__Annotated element entries__.
________

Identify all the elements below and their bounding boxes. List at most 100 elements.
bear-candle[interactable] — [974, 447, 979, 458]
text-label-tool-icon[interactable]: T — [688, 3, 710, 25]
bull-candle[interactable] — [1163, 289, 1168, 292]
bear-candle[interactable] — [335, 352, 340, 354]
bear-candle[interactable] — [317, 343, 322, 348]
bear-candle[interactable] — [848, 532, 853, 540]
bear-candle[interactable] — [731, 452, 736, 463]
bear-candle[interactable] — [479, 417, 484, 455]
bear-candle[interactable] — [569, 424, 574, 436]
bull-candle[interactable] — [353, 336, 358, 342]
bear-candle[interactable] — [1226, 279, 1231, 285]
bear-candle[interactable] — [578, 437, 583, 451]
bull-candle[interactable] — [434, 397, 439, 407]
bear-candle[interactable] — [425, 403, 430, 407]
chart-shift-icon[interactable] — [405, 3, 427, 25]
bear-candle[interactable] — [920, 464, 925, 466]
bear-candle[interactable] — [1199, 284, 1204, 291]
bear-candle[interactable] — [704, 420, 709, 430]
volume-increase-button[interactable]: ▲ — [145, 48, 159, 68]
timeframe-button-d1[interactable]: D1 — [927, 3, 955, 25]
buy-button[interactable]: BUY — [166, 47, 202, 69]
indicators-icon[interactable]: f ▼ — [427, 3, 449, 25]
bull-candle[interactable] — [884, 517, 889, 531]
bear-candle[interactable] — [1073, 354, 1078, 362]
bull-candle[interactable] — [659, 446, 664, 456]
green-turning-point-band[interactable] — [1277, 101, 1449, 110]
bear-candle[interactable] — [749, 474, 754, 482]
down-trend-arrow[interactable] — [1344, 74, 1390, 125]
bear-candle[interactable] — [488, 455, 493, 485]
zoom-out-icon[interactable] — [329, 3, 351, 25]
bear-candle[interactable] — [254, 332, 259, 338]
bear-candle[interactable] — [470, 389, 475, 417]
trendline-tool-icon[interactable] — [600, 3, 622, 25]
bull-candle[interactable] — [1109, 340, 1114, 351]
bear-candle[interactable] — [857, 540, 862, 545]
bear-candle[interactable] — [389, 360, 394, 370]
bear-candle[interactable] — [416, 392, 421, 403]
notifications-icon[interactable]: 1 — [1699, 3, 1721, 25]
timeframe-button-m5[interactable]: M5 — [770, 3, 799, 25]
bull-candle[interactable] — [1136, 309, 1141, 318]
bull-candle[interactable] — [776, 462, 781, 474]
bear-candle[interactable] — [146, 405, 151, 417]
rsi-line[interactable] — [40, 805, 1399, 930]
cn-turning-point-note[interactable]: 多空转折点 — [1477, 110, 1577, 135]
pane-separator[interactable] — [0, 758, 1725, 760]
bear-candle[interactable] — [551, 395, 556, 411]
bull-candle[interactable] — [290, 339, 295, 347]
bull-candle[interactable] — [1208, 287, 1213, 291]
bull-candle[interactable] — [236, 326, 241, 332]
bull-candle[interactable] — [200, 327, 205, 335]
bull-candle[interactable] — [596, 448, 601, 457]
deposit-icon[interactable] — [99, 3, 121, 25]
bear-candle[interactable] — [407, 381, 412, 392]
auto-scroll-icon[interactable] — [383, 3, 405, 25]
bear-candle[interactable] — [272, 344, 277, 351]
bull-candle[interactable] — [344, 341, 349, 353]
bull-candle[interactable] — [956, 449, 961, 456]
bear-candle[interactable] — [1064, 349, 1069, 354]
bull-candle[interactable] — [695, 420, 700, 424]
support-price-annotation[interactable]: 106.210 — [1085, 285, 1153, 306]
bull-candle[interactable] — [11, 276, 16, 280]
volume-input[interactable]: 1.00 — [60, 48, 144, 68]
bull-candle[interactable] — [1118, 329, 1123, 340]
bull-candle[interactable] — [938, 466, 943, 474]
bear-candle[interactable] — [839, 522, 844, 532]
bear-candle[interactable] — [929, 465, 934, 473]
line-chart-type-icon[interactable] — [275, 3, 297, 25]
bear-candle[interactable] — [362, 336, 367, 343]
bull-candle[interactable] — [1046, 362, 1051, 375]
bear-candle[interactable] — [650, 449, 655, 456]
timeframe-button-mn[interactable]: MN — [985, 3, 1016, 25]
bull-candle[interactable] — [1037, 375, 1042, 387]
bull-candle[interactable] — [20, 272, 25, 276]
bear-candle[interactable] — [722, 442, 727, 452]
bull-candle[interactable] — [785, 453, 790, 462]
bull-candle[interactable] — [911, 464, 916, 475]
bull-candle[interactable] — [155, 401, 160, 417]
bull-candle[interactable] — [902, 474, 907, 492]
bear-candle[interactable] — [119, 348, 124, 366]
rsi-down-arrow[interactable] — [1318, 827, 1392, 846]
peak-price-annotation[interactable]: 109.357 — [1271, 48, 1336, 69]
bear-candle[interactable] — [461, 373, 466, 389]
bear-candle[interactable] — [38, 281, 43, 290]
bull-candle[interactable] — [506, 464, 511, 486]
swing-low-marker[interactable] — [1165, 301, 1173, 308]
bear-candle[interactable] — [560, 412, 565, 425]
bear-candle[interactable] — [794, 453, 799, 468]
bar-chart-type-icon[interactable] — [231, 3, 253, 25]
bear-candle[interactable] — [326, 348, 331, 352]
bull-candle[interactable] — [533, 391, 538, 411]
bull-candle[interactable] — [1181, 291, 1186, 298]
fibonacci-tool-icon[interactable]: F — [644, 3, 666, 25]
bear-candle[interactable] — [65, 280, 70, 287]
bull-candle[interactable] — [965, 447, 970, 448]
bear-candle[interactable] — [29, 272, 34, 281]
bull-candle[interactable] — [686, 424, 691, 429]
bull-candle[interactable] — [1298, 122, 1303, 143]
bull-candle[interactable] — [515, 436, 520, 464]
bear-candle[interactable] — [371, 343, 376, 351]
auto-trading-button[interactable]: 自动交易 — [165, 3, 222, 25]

________

Express every line of the listing above as a JSON list of strings, one string per line, omitting any blank lines.

__RESPONSE__.
[
  "Identify all the elements below and their bounding boxes. List at most 100 elements.",
  "bear-candle[interactable] — [974, 447, 979, 458]",
  "text-label-tool-icon[interactable]: T — [688, 3, 710, 25]",
  "bull-candle[interactable] — [1163, 289, 1168, 292]",
  "bear-candle[interactable] — [335, 352, 340, 354]",
  "bear-candle[interactable] — [317, 343, 322, 348]",
  "bear-candle[interactable] — [848, 532, 853, 540]",
  "bear-candle[interactable] — [731, 452, 736, 463]",
  "bear-candle[interactable] — [479, 417, 484, 455]",
  "bear-candle[interactable] — [569, 424, 574, 436]",
  "bull-candle[interactable] — [353, 336, 358, 342]",
  "bear-candle[interactable] — [1226, 279, 1231, 285]",
  "bear-candle[interactable] — [578, 437, 583, 451]",
  "bull-candle[interactable] — [434, 397, 439, 407]",
  "bear-candle[interactable] — [425, 403, 430, 407]",
  "chart-shift-icon[interactable] — [405, 3, 427, 25]",
  "bear-candle[interactable] — [920, 464, 925, 466]",
  "bear-candle[interactable] — [1199, 284, 1204, 291]",
  "bear-candle[interactable] — [704, 420, 709, 430]",
  "volume-increase-button[interactable]: ▲ — [145, 48, 159, 68]",
  "timeframe-button-d1[interactable]: D1 — [927, 3, 955, 25]",
  "buy-button[interactable]: BUY — [166, 47, 202, 69]",
  "indicators-icon[interactable]: f ▼ — [427, 3, 449, 25]",
  "bull-candle[interactable] — [884, 517, 889, 531]",
  "bear-candle[interactable] — [1073, 354, 1078, 362]",
  "bull-candle[interactable] — [659, 446, 664, 456]",
  "green-turning-point-band[interactable] — [1277, 101, 1449, 110]",
  "bear-candle[interactable] — [749, 474, 754, 482]",
  "down-trend-arrow[interactable] — [1344, 74, 1390, 125]",
  "bear-candle[interactable] — [488, 455, 493, 485]",
  "zoom-out-icon[interactable] — [329, 3, 351, 25]",
  "bear-candle[interactable] — [254, 332, 259, 338]",
  "bear-candle[interactable] — [470, 389, 475, 417]",
  "trendline-tool-icon[interactable] — [600, 3, 622, 25]",
  "bull-candle[interactable] — [1109, 340, 1114, 351]",
  "bear-candle[interactable] — [857, 540, 862, 545]",
  "bear-candle[interactable] — [389, 360, 394, 370]",
  "bear-candle[interactable] — [416, 392, 421, 403]",
  "notifications-icon[interactable]: 1 — [1699, 3, 1721, 25]",
  "timeframe-button-m5[interactable]: M5 — [770, 3, 799, 25]",
  "bull-candle[interactable] — [1136, 309, 1141, 318]",
  "bull-candle[interactable] — [776, 462, 781, 474]",
  "bear-candle[interactable] — [146, 405, 151, 417]",
  "rsi-line[interactable] — [40, 805, 1399, 930]",
  "cn-turning-point-note[interactable]: 多空转折点 — [1477, 110, 1577, 135]",
  "pane-separator[interactable] — [0, 758, 1725, 760]",
  "bear-candle[interactable] — [551, 395, 556, 411]",
  "bull-candle[interactable] — [290, 339, 295, 347]",
  "bull-candle[interactable] — [1208, 287, 1213, 291]",
  "bull-candle[interactable] — [236, 326, 241, 332]",
  "bull-candle[interactable] — [200, 327, 205, 335]",
  "bull-candle[interactable] — [596, 448, 601, 457]",
  "deposit-icon[interactable] — [99, 3, 121, 25]",
  "bear-candle[interactable] — [407, 381, 412, 392]",
  "auto-scroll-icon[interactable] — [383, 3, 405, 25]",
  "bear-candle[interactable] — [272, 344, 277, 351]",
  "bull-candle[interactable] — [344, 341, 349, 353]",
  "bull-candle[interactable] — [956, 449, 961, 456]",
  "bear-candle[interactable] — [1064, 349, 1069, 354]",
  "bull-candle[interactable] — [695, 420, 700, 424]",
  "support-price-annotation[interactable]: 106.210 — [1085, 285, 1153, 306]",
  "bull-candle[interactable] — [11, 276, 16, 280]",
  "volume-input[interactable]: 1.00 — [60, 48, 144, 68]",
  "bull-candle[interactable] — [1118, 329, 1123, 340]",
  "bull-candle[interactable] — [938, 466, 943, 474]",
  "bear-candle[interactable] — [839, 522, 844, 532]",
  "bear-candle[interactable] — [929, 465, 934, 473]",
  "line-chart-type-icon[interactable] — [275, 3, 297, 25]",
  "bear-candle[interactable] — [362, 336, 367, 343]",
  "bull-candle[interactable] — [1046, 362, 1051, 375]",
  "bear-candle[interactable] — [650, 449, 655, 456]",
  "timeframe-button-mn[interactable]: MN — [985, 3, 1016, 25]",
  "bull-candle[interactable] — [1037, 375, 1042, 387]",
  "bull-candle[interactable] — [20, 272, 25, 276]",
  "bear-candle[interactable] — [722, 442, 727, 452]",
  "bull-candle[interactable] — [785, 453, 790, 462]",
  "bull-candle[interactable] — [911, 464, 916, 475]",
  "bull-candle[interactable] — [155, 401, 160, 417]",
  "bull-candle[interactable] — [902, 474, 907, 492]",
  "bear-candle[interactable] — [119, 348, 124, 366]",
  "rsi-down-arrow[interactable] — [1318, 827, 1392, 846]",
  "peak-price-annotation[interactable]: 109.357 — [1271, 48, 1336, 69]",
  "bear-candle[interactable] — [461, 373, 466, 389]",
  "bear-candle[interactable] — [38, 281, 43, 290]",
  "bull-candle[interactable] — [506, 464, 511, 486]",
  "swing-low-marker[interactable] — [1165, 301, 1173, 308]",
  "bear-candle[interactable] — [560, 412, 565, 425]",
  "bear-candle[interactable] — [794, 453, 799, 468]",
  "bar-chart-type-icon[interactable] — [231, 3, 253, 25]",
  "bear-candle[interactable] — [326, 348, 331, 352]",
  "bull-candle[interactable] — [533, 391, 538, 411]",
  "bull-candle[interactable] — [1181, 291, 1186, 298]",
  "fibonacci-tool-icon[interactable]: F — [644, 3, 666, 25]",
  "bear-candle[interactable] — [65, 280, 70, 287]",
  "bull-candle[interactable] — [965, 447, 970, 448]",
  "bear-candle[interactable] — [29, 272, 34, 281]",
  "bull-candle[interactable] — [686, 424, 691, 429]",
  "bull-candle[interactable] — [1298, 122, 1303, 143]",
  "bull-candle[interactable] — [515, 436, 520, 464]",
  "bear-candle[interactable] — [371, 343, 376, 351]",
  "auto-trading-button[interactable]: 自动交易 — [165, 3, 222, 25]"
]